WRITTEN INSTRUCTION: Gather up all lines that carry the word "Financing".

MATERIAL PROVIDED:
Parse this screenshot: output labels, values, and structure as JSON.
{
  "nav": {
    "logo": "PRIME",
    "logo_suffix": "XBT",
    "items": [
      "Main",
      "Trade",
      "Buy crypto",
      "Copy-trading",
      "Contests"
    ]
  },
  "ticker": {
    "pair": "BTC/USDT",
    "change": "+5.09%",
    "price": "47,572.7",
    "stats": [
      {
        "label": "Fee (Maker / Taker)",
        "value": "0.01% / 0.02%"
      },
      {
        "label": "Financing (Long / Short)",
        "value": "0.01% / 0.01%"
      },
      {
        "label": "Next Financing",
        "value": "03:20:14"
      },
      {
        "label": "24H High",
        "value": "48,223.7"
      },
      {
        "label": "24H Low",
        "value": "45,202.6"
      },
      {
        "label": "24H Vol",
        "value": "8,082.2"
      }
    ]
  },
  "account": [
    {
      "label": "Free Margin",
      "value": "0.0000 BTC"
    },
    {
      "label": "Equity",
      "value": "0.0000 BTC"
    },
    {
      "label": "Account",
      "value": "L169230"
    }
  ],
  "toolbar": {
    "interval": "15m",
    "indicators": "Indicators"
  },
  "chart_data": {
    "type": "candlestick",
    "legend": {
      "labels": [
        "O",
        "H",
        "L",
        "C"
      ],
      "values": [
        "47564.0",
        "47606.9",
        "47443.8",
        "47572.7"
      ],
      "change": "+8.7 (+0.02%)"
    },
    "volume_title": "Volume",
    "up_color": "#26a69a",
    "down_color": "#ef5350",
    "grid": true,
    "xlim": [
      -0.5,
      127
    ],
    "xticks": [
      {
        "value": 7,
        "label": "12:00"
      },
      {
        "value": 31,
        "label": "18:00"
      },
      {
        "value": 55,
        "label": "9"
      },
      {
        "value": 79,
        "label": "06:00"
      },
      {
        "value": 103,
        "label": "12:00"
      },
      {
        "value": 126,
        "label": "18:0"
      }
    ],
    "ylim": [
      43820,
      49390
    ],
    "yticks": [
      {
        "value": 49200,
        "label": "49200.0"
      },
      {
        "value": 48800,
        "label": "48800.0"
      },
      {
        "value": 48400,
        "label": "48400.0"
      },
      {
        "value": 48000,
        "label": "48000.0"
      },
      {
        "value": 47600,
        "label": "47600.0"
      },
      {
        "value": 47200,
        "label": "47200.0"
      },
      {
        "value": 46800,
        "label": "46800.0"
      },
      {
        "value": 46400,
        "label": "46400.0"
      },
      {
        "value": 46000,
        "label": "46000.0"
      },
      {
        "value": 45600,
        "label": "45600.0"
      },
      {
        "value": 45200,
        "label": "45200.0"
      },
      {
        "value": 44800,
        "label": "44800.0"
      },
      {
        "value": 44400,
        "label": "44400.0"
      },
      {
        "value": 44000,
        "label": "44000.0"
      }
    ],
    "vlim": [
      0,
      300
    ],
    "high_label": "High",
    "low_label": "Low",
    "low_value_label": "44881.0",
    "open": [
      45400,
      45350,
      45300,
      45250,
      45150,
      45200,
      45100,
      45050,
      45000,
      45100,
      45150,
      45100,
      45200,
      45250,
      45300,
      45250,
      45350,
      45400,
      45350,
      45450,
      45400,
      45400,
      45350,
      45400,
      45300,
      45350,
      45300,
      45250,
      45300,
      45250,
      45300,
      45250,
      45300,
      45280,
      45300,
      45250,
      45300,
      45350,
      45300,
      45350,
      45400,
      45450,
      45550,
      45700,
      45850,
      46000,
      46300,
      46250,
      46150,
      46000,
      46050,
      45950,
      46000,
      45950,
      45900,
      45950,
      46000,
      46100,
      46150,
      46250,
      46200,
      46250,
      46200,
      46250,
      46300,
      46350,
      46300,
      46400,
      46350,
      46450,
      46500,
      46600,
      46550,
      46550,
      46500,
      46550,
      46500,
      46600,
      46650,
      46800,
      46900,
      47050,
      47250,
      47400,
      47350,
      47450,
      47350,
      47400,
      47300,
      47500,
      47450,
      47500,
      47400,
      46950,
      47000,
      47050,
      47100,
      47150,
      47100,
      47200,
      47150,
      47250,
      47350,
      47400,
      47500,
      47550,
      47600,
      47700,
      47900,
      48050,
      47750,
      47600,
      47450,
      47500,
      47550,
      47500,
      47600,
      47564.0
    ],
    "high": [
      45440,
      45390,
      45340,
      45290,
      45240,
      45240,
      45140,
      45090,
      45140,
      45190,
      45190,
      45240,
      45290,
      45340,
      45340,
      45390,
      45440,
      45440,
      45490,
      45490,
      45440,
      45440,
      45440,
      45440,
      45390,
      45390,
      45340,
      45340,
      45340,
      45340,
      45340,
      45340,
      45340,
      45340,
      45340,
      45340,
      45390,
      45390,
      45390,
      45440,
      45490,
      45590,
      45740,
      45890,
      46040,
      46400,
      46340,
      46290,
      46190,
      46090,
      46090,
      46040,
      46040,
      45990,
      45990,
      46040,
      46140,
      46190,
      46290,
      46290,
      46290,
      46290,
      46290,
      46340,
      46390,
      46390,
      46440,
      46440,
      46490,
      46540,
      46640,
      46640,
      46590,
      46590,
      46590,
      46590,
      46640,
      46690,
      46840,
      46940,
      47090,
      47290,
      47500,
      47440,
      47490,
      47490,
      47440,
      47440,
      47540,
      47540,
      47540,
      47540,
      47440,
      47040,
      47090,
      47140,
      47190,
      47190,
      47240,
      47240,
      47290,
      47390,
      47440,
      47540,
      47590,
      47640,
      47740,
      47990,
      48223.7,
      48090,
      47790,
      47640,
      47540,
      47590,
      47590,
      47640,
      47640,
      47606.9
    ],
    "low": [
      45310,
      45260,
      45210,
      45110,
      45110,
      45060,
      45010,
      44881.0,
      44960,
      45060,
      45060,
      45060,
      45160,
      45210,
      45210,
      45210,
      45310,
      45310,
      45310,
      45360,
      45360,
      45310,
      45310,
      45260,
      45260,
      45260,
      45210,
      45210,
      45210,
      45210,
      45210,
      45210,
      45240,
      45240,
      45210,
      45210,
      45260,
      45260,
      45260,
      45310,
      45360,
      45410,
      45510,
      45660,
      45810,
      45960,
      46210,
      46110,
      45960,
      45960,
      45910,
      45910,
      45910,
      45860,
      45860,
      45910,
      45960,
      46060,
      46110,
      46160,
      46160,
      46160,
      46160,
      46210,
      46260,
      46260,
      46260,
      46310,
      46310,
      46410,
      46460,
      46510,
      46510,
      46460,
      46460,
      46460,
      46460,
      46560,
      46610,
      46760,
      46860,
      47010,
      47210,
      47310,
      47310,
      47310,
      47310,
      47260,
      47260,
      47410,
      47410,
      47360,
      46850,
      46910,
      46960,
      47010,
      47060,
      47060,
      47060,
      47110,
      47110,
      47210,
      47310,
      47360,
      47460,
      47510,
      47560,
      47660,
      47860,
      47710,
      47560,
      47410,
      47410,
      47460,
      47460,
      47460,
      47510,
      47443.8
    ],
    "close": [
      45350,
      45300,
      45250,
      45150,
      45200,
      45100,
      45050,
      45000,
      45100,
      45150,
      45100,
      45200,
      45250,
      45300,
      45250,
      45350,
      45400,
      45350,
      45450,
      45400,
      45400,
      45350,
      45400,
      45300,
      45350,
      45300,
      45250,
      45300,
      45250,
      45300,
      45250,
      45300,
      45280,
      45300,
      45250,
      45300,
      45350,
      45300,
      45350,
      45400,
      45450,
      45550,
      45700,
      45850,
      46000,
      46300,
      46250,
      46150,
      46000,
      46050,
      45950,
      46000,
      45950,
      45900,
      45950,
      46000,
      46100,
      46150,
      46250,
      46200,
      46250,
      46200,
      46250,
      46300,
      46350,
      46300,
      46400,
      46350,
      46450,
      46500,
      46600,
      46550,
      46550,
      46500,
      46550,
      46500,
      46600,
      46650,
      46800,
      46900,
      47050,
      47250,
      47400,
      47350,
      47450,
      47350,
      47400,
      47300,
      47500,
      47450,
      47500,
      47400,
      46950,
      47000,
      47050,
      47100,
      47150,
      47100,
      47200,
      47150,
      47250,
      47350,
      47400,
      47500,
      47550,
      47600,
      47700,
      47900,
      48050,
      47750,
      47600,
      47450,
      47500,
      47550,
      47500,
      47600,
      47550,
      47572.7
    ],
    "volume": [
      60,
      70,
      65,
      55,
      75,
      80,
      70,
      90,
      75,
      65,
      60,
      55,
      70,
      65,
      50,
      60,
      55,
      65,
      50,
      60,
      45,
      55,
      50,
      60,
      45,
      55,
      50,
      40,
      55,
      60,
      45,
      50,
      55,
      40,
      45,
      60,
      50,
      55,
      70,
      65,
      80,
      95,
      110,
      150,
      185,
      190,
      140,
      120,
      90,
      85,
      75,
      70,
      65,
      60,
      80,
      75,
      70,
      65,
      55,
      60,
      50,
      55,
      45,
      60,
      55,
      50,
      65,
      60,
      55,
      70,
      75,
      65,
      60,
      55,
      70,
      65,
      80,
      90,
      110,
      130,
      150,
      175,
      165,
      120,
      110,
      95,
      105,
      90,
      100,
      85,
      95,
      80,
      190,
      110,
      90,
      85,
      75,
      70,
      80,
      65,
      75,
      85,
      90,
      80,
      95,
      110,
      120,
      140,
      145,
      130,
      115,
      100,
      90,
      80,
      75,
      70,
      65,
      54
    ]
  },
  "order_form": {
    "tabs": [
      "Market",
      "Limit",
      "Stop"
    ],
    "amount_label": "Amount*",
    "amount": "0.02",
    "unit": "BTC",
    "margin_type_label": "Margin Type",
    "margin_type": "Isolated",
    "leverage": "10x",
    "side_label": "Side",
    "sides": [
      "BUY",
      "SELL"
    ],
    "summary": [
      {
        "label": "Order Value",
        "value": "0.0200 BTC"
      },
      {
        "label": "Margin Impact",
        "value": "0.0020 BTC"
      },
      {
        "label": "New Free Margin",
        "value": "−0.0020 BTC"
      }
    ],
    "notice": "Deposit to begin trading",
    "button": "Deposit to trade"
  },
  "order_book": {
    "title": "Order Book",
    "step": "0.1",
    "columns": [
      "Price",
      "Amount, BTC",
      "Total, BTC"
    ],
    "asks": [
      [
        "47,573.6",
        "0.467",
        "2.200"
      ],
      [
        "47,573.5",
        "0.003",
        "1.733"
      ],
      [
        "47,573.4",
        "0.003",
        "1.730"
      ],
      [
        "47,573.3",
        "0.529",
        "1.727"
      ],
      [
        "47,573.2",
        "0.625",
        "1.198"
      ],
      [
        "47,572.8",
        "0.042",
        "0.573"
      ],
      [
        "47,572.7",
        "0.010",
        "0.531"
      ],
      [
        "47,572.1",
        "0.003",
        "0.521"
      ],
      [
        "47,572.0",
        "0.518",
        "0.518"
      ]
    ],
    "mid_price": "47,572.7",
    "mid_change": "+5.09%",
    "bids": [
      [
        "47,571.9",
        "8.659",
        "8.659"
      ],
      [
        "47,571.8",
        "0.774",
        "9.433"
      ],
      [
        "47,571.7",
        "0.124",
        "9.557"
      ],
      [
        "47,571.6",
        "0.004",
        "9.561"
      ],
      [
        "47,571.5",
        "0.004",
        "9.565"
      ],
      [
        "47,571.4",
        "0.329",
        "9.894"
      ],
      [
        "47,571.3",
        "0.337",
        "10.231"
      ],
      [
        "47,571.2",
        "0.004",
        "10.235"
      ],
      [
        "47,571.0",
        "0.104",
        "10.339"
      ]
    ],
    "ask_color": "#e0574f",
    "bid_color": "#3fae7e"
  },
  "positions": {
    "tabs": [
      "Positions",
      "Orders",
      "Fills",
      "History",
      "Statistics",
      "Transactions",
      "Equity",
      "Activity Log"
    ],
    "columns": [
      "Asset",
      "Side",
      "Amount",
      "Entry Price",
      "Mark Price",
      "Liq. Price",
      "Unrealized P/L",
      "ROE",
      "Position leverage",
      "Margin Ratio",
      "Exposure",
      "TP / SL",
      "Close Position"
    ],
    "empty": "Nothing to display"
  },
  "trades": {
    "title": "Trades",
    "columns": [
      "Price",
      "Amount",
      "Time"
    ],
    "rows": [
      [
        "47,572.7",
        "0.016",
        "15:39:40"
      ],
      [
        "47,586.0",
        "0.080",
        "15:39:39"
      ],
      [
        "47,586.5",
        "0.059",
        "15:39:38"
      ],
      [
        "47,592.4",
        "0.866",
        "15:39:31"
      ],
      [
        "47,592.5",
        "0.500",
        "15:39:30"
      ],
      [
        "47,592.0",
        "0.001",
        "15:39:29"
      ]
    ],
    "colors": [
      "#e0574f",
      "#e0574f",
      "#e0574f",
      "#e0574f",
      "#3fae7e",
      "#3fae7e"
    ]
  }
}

RESPONSE TO THE TASK:
        "label": "Financing (Long / Short)",
        "label": "Next Financing",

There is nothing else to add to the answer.